_EXERCISE GOAL_
Print the listing below verbatim, line for line, and omit the pictures.

_STORED RECORDS_
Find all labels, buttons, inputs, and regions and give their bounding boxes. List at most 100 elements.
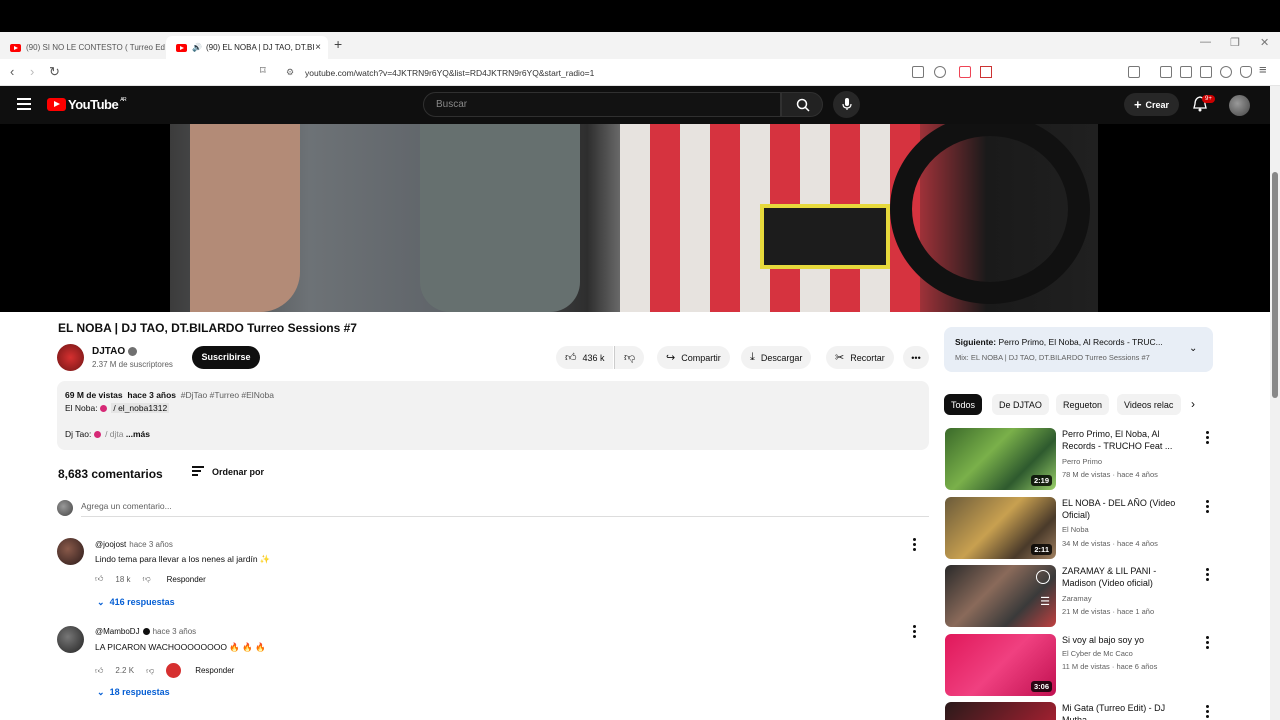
voice-search-button[interactable]: [833, 91, 860, 118]
share-page-icon[interactable]: [934, 66, 946, 78]
comment-like-icon[interactable]: 👍︎: [95, 574, 103, 584]
comment-avatar[interactable]: [57, 626, 84, 653]
video-player[interactable]: [0, 124, 1270, 312]
tab-label: (90) SI NO LE CONTESTO ( Turreo Ed: [26, 43, 165, 52]
search-button[interactable]: [781, 92, 823, 117]
reload-icon[interactable]: ↻: [49, 64, 60, 80]
chevron-right-icon[interactable]: ›: [1191, 397, 1195, 411]
subscribe-button[interactable]: Suscribirse: [192, 346, 260, 369]
rec-thumbnail[interactable]: ☰: [945, 565, 1056, 627]
notification-badge: 9+: [1202, 95, 1215, 103]
brave-shield-icon[interactable]: [959, 66, 971, 78]
rec-thumbnail[interactable]: 2:11: [945, 497, 1056, 559]
browser-tab-1[interactable]: (90) SI NO LE CONTESTO ( Turreo Ed: [0, 36, 165, 59]
rec-thumbnail[interactable]: [945, 702, 1056, 720]
site-info-icon[interactable]: ⚙: [286, 67, 294, 78]
comment-count: 8,683 comentarios: [58, 467, 163, 481]
close-window-icon[interactable]: ✕: [1260, 36, 1269, 49]
vpn-icon[interactable]: [1240, 66, 1252, 78]
add-comment-input[interactable]: Agrega un comentario...: [81, 501, 929, 517]
comment-time[interactable]: hace 3 años: [129, 540, 173, 549]
comment-user[interactable]: @MamboDJ: [95, 627, 140, 636]
rec-channel[interactable]: El Cyber de Mc Caco: [1062, 649, 1133, 658]
rewards-icon[interactable]: [980, 66, 992, 78]
channel-avatar[interactable]: [57, 344, 84, 371]
rec-menu-icon[interactable]: [1206, 636, 1209, 651]
reply-button[interactable]: Responder: [195, 666, 234, 675]
rec-menu-icon[interactable]: [1206, 705, 1209, 720]
channel-name-row[interactable]: DJTAO: [92, 346, 138, 357]
rec-thumbnail[interactable]: 3:06: [945, 634, 1056, 696]
minimize-icon[interactable]: —: [1200, 36, 1211, 48]
speaker-icon: 🔊: [192, 43, 202, 52]
sidebar-icon[interactable]: [1180, 66, 1192, 78]
scrollbar-thumb[interactable]: [1272, 172, 1278, 398]
create-button[interactable]: + Crear: [1124, 93, 1179, 116]
description-box[interactable]: 69 M de vistas hace 3 años #DjTao #Turre…: [57, 381, 929, 450]
chip-regueton[interactable]: Regueton: [1056, 394, 1110, 415]
rec-title[interactable]: ZARAMAY & LIL PANI - Madison (Video ofic…: [1062, 565, 1192, 589]
watch-later-icon[interactable]: [1036, 570, 1050, 584]
browser-tab-2[interactable]: 🔊 (90) EL NOBA | DJ TAO, DT.BI ×: [166, 36, 328, 59]
youtube-logo[interactable]: YouTube AR: [47, 97, 127, 112]
new-tab-button[interactable]: +: [334, 36, 342, 52]
chip-from-djtao[interactable]: De DJTAO: [992, 394, 1049, 415]
music-icon[interactable]: [1160, 66, 1172, 78]
back-icon[interactable]: ‹: [10, 64, 14, 79]
comment-user[interactable]: @joojost: [95, 540, 126, 549]
maximize-icon[interactable]: ❐: [1230, 36, 1240, 49]
search-input[interactable]: Buscar: [423, 92, 781, 117]
rec-thumbnail[interactable]: 2:19: [945, 428, 1056, 490]
forward-icon[interactable]: ›: [30, 64, 34, 79]
hashtags[interactable]: #DjTao #Turreo #ElNoba: [181, 390, 274, 400]
wallet-icon[interactable]: [1200, 66, 1212, 78]
rec-title[interactable]: EL NOBA - DEL AÑO (Video Oficial): [1062, 497, 1192, 521]
url-field[interactable]: ⚙ youtube.com/watch?v=4JKTRN9r6YQ&list=R…: [280, 63, 1000, 82]
more-actions-button[interactable]: •••: [903, 346, 929, 369]
dislike-button[interactable]: 👎︎: [614, 346, 645, 369]
account-avatar[interactable]: [1229, 95, 1250, 116]
rec-channel[interactable]: Perro Primo: [1062, 457, 1102, 466]
sort-comments-button[interactable]: Ordenar por: [192, 466, 264, 478]
cast-icon[interactable]: [912, 66, 924, 78]
reply-button[interactable]: Responder: [167, 575, 206, 584]
chip-all[interactable]: Todos: [944, 394, 983, 415]
menu-icon[interactable]: ≡: [1259, 62, 1267, 77]
rec-title[interactable]: Mi Gata (Turreo Edit) - DJ Mutha: [1062, 702, 1192, 720]
show-more-link[interactable]: ...más: [126, 429, 150, 439]
chevron-down-icon[interactable]: ⌄: [1189, 343, 1197, 354]
comment-avatar[interactable]: [57, 538, 84, 565]
comment-time[interactable]: hace 3 años: [153, 627, 197, 636]
instagram-icon: [99, 405, 107, 413]
comment-menu-icon[interactable]: [913, 538, 916, 553]
channel-name[interactable]: DJTAO: [92, 346, 125, 357]
rec-title[interactable]: Perro Primo, El Noba, Al Records - TRUCH…: [1062, 428, 1192, 452]
comment-like-icon[interactable]: 👍︎: [95, 666, 103, 676]
rec-title[interactable]: Si voy al bajo soy yo: [1062, 634, 1192, 646]
share-button[interactable]: ↪ Compartir: [657, 346, 730, 369]
playlist-panel[interactable]: Siguiente: Perro Primo, El Noba, Al Reco…: [944, 327, 1213, 372]
chip-related[interactable]: Videos relac: [1117, 394, 1181, 415]
clip-button[interactable]: ✂ Recortar: [826, 346, 894, 369]
rec-menu-icon[interactable]: [1206, 431, 1209, 446]
rec-menu-icon[interactable]: [1206, 500, 1209, 515]
add-to-queue-icon[interactable]: ☰: [1040, 595, 1050, 608]
view-replies-button[interactable]: ⌄ 18 respuestas: [97, 687, 170, 698]
bookmark-icon[interactable]: ⌑: [260, 64, 266, 77]
comment-dislike-icon[interactable]: 👎︎: [146, 666, 154, 676]
like-button[interactable]: 👍︎ 436 k: [556, 346, 613, 369]
download-button[interactable]: ⤓ Descargar: [741, 346, 812, 369]
hamburger-menu-icon[interactable]: [17, 98, 31, 113]
comment-menu-icon[interactable]: [913, 625, 916, 640]
rec-menu-icon[interactable]: [1206, 568, 1209, 583]
page-scrollbar[interactable]: [1270, 86, 1280, 720]
view-replies-button[interactable]: ⌄ 416 respuestas: [97, 597, 175, 608]
rec-channel[interactable]: El Noba: [1062, 525, 1089, 534]
line2-handle[interactable]: / el_noba1312: [111, 403, 170, 413]
extensions-icon[interactable]: [1128, 66, 1140, 78]
ai-icon[interactable]: [1220, 66, 1232, 78]
comment-dislike-icon[interactable]: 👎︎: [143, 574, 151, 584]
rec-channel[interactable]: Zaramay: [1062, 594, 1092, 603]
line3-handle[interactable]: / djta: [105, 429, 123, 439]
close-tab-icon[interactable]: ×: [315, 42, 321, 53]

_RESULT OF THE EXERCISE_
Find all labels, buttons, inputs, and regions and give their bounding boxes. List at most 100 elements.
voice-search-button[interactable]: [833, 91, 860, 118]
share-page-icon[interactable]: [934, 66, 946, 78]
comment-like-icon[interactable]: 👍︎: [95, 574, 103, 584]
comment-avatar[interactable]: [57, 626, 84, 653]
video-player[interactable]: [0, 124, 1270, 312]
tab-label: (90) SI NO LE CONTESTO ( Turreo Ed: [26, 43, 165, 52]
search-button[interactable]: [781, 92, 823, 117]
reload-icon[interactable]: ↻: [49, 64, 60, 80]
chevron-right-icon[interactable]: ›: [1191, 397, 1195, 411]
subscribe-button[interactable]: Suscribirse: [192, 346, 260, 369]
rec-thumbnail[interactable]: ☰: [945, 565, 1056, 627]
notification-badge: 9+: [1202, 95, 1215, 103]
brave-shield-icon[interactable]: [959, 66, 971, 78]
rec-thumbnail[interactable]: 2:11: [945, 497, 1056, 559]
browser-tab-1[interactable]: (90) SI NO LE CONTESTO ( Turreo Ed: [0, 36, 165, 59]
rec-thumbnail[interactable]: [945, 702, 1056, 720]
site-info-icon[interactable]: ⚙: [286, 67, 294, 78]
comment-count: 8,683 comentarios: [58, 467, 163, 481]
close-window-icon[interactable]: ✕: [1260, 36, 1269, 49]
vpn-icon[interactable]: [1240, 66, 1252, 78]
add-comment-input[interactable]: Agrega un comentario...: [81, 501, 929, 517]
comment-time[interactable]: hace 3 años: [129, 540, 173, 549]
comment-user[interactable]: @MamboDJ: [95, 627, 140, 636]
rec-channel[interactable]: El Cyber de Mc Caco: [1062, 649, 1133, 658]
rewards-icon[interactable]: [980, 66, 992, 78]
channel-avatar[interactable]: [57, 344, 84, 371]
rec-menu-icon[interactable]: [1206, 636, 1209, 651]
reply-button[interactable]: Responder: [195, 666, 234, 675]
rec-menu-icon[interactable]: [1206, 705, 1209, 720]
channel-name-row[interactable]: DJTAO: [92, 346, 138, 357]
rec-thumbnail[interactable]: 3:06: [945, 634, 1056, 696]
minimize-icon[interactable]: —: [1200, 36, 1211, 48]
speaker-icon: 🔊: [192, 43, 202, 52]
sidebar-icon[interactable]: [1180, 66, 1192, 78]
scrollbar-thumb[interactable]: [1272, 172, 1278, 398]
create-button[interactable]: + Crear: [1124, 93, 1179, 116]
description-box[interactable]: 69 M de vistas hace 3 años #DjTao #Turre…: [57, 381, 929, 450]
chip-regueton[interactable]: Regueton: [1056, 394, 1110, 415]
rec-title[interactable]: ZARAMAY & LIL PANI - Madison (Video ofic…: [1062, 565, 1192, 589]
watch-later-icon[interactable]: [1036, 570, 1050, 584]
browser-tab-2[interactable]: 🔊 (90) EL NOBA | DJ TAO, DT.BI ×: [166, 36, 328, 59]
youtube-logo[interactable]: YouTube AR: [47, 97, 127, 112]
new-tab-button[interactable]: +: [334, 36, 342, 52]
chip-from-djtao[interactable]: De DJTAO: [992, 394, 1049, 415]
music-icon[interactable]: [1160, 66, 1172, 78]
back-icon[interactable]: ‹: [10, 64, 14, 79]
comment-user[interactable]: @joojost: [95, 540, 126, 549]
maximize-icon[interactable]: ❐: [1230, 36, 1240, 49]
search-input[interactable]: Buscar: [423, 92, 781, 117]
rec-thumbnail[interactable]: 2:19: [945, 428, 1056, 490]
forward-icon[interactable]: ›: [30, 64, 34, 79]
hashtags[interactable]: #DjTao #Turreo #ElNoba: [181, 390, 274, 400]
wallet-icon[interactable]: [1200, 66, 1212, 78]
rec-title[interactable]: EL NOBA - DEL AÑO (Video Oficial): [1062, 497, 1192, 521]
url-field[interactable]: ⚙ youtube.com/watch?v=4JKTRN9r6YQ&list=R…: [280, 63, 1000, 82]
more-actions-button[interactable]: •••: [903, 346, 929, 369]
dislike-button[interactable]: 👎︎: [614, 346, 645, 369]
account-avatar[interactable]: [1229, 95, 1250, 116]
rec-channel[interactable]: Perro Primo: [1062, 457, 1102, 466]
sort-comments-button[interactable]: Ordenar por: [192, 466, 264, 478]
cast-icon[interactable]: [912, 66, 924, 78]
reply-button[interactable]: Responder: [167, 575, 206, 584]
chip-all[interactable]: Todos: [944, 394, 983, 415]
menu-icon[interactable]: ≡: [1259, 62, 1267, 77]
rec-title[interactable]: Mi Gata (Turreo Edit) - DJ Mutha: [1062, 702, 1192, 720]
show-more-link[interactable]: ...más: [126, 429, 150, 439]
chevron-down-icon[interactable]: ⌄: [1189, 343, 1197, 354]
comment-avatar[interactable]: [57, 538, 84, 565]
comment-time[interactable]: hace 3 años: [153, 627, 197, 636]
instagram-icon: [99, 405, 107, 413]
comment-menu-icon[interactable]: [913, 538, 916, 553]
channel-name[interactable]: DJTAO: [92, 346, 125, 357]
rec-title[interactable]: Perro Primo, El Noba, Al Records - TRUCH…: [1062, 428, 1192, 452]
comment-like-icon[interactable]: 👍︎: [95, 666, 103, 676]
rec-title[interactable]: Si voy al bajo soy yo: [1062, 634, 1192, 646]
share-button[interactable]: ↪ Compartir: [657, 346, 730, 369]
playlist-panel[interactable]: Siguiente: Perro Primo, El Noba, Al Reco…: [944, 327, 1213, 372]
chip-related[interactable]: Videos relac: [1117, 394, 1181, 415]
clip-button[interactable]: ✂ Recortar: [826, 346, 894, 369]
rec-menu-icon[interactable]: [1206, 431, 1209, 446]
rec-menu-icon[interactable]: [1206, 500, 1209, 515]
add-to-queue-icon[interactable]: ☰: [1040, 595, 1050, 608]
view-replies-button[interactable]: ⌄ 18 respuestas: [97, 687, 170, 698]
bookmark-icon[interactable]: ⌑: [260, 64, 266, 77]
comment-dislike-icon[interactable]: 👎︎: [146, 666, 154, 676]
like-button[interactable]: 👍︎ 436 k: [556, 346, 613, 369]
download-button[interactable]: ⤓ Descargar: [741, 346, 812, 369]
hamburger-menu-icon[interactable]: [17, 98, 31, 113]
comment-menu-icon[interactable]: [913, 625, 916, 640]
rec-menu-icon[interactable]: [1206, 568, 1209, 583]
page-scrollbar[interactable]: [1270, 86, 1280, 720]
view-replies-button[interactable]: ⌄ 416 respuestas: [97, 597, 175, 608]
rec-channel[interactable]: El Noba: [1062, 525, 1089, 534]
line2-handle[interactable]: / el_noba1312: [111, 403, 170, 413]
extensions-icon[interactable]: [1128, 66, 1140, 78]
ai-icon[interactable]: [1220, 66, 1232, 78]
comment-dislike-icon[interactable]: 👎︎: [143, 574, 151, 584]
rec-channel[interactable]: Zaramay: [1062, 594, 1092, 603]
line3-handle[interactable]: / djta: [105, 429, 123, 439]
close-tab-icon[interactable]: ×: [315, 42, 321, 53]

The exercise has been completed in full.